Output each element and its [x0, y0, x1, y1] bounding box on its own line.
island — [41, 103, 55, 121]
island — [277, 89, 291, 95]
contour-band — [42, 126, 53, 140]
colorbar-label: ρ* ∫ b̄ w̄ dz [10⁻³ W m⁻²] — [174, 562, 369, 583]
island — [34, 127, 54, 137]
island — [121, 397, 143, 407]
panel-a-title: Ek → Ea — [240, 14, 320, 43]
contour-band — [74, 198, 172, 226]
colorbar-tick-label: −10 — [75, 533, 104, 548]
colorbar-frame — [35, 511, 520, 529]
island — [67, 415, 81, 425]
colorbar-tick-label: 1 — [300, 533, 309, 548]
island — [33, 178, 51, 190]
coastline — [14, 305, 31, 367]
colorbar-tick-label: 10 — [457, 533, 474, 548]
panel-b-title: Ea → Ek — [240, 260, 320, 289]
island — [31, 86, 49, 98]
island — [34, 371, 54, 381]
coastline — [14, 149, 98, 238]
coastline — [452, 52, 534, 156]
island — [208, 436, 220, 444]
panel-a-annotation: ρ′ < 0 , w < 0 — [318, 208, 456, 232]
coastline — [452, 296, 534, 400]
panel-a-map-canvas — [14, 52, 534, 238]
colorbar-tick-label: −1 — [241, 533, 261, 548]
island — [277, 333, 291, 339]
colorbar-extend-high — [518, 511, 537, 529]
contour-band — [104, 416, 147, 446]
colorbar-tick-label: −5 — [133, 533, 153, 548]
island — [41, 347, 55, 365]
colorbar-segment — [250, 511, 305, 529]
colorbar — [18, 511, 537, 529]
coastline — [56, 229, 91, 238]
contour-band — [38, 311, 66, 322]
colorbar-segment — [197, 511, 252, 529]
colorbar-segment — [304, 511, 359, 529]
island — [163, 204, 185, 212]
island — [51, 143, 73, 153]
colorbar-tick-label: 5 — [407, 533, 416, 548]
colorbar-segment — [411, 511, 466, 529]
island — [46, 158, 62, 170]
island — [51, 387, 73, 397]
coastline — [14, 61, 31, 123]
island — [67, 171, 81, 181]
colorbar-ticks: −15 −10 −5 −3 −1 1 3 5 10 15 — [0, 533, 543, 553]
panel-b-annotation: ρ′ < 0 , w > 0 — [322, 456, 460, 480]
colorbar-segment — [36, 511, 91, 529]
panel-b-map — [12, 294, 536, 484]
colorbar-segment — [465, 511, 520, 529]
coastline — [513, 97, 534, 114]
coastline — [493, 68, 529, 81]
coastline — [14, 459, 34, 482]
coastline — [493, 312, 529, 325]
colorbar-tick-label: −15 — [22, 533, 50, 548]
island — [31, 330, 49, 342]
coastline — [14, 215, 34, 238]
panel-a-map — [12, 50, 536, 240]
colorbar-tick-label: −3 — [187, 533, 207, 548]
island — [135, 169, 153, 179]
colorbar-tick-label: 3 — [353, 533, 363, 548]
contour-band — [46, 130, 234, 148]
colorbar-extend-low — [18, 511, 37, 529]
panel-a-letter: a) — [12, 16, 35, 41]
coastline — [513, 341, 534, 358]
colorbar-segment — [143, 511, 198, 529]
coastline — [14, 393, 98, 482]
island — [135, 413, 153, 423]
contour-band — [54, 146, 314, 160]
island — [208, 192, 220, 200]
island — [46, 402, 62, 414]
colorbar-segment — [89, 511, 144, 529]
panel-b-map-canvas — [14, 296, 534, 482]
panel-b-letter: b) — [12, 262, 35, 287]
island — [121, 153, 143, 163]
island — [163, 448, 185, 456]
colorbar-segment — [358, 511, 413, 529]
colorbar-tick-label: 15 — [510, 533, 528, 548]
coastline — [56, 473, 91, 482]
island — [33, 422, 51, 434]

▬▬▬

◆ GIVEN PROBLEM: Reproduce the lines unchanged, from the first one through the line that contains "island — [67, 415, 81, 425]", including both.

◆ ANSWER FOR THE TASK:
Output each element and its [x0, y0, x1, y1] bounding box on its own line.
island — [41, 103, 55, 121]
island — [277, 89, 291, 95]
contour-band — [42, 126, 53, 140]
colorbar-label: ρ* ∫ b̄ w̄ dz [10⁻³ W m⁻²] — [174, 562, 369, 583]
island — [34, 127, 54, 137]
island — [121, 397, 143, 407]
panel-a-title: Ek → Ea — [240, 14, 320, 43]
contour-band — [74, 198, 172, 226]
colorbar-tick-label: −10 — [75, 533, 104, 548]
colorbar-frame — [35, 511, 520, 529]
island — [67, 415, 81, 425]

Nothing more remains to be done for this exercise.